[Stored entries]
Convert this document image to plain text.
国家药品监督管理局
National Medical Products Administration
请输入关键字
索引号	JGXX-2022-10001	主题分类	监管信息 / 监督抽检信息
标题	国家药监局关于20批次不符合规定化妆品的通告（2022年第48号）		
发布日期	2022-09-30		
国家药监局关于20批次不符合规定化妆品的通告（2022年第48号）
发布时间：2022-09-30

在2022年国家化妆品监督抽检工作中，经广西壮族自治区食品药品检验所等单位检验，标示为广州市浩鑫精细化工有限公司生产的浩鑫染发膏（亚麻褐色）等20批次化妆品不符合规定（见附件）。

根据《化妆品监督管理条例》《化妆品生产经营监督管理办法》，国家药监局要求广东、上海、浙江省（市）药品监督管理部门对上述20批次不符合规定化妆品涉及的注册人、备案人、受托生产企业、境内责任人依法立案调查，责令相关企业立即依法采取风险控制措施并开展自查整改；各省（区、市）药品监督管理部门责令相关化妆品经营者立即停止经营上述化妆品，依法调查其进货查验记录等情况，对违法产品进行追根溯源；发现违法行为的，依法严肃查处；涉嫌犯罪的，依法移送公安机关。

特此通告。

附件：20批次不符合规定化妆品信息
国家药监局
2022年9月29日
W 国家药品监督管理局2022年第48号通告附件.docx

* Given problem
Copy the material above, line for line.

* Problem solution
Convert this document image to plain text.
国家药品监督管理局
National Medical Products Administration
请输入关键字
索引号	JGXX-2022-10001	主题分类	监管信息 / 监督抽检信息
标题	国家药监局关于20批次不符合规定化妆品的通告（2022年第48号）		
发布日期	2022-09-30		
国家药监局关于20批次不符合规定化妆品的通告（2022年第48号）
发布时间：2022-09-30

在2022年国家化妆品监督抽检工作中，经广西壮族自治区食品药品检验所等单位检验，标示为广州市浩鑫精细化工有限公司生产的浩鑫染发膏（亚麻褐色）等20批次化妆品不符合规定（见附件）。

根据《化妆品监督管理条例》《化妆品生产经营监督管理办法》，国家药监局要求广东、上海、浙江省（市）药品监督管理部门对上述20批次不符合规定化妆品涉及的注册人、备案人、受托生产企业、境内责任人依法立案调查，责令相关企业立即依法采取风险控制措施并开展自查整改；各省（区、市）药品监督管理部门责令相关化妆品经营者立即停止经营上述化妆品，依法调查其进货查验记录等情况，对违法产品进行追根溯源；发现违法行为的，依法严肃查处；涉嫌犯罪的，依法移送公安机关。

特此通告。

附件：20批次不符合规定化妆品信息
国家药监局
2022年9月29日
W 国家药品监督管理局2022年第48号通告附件.docx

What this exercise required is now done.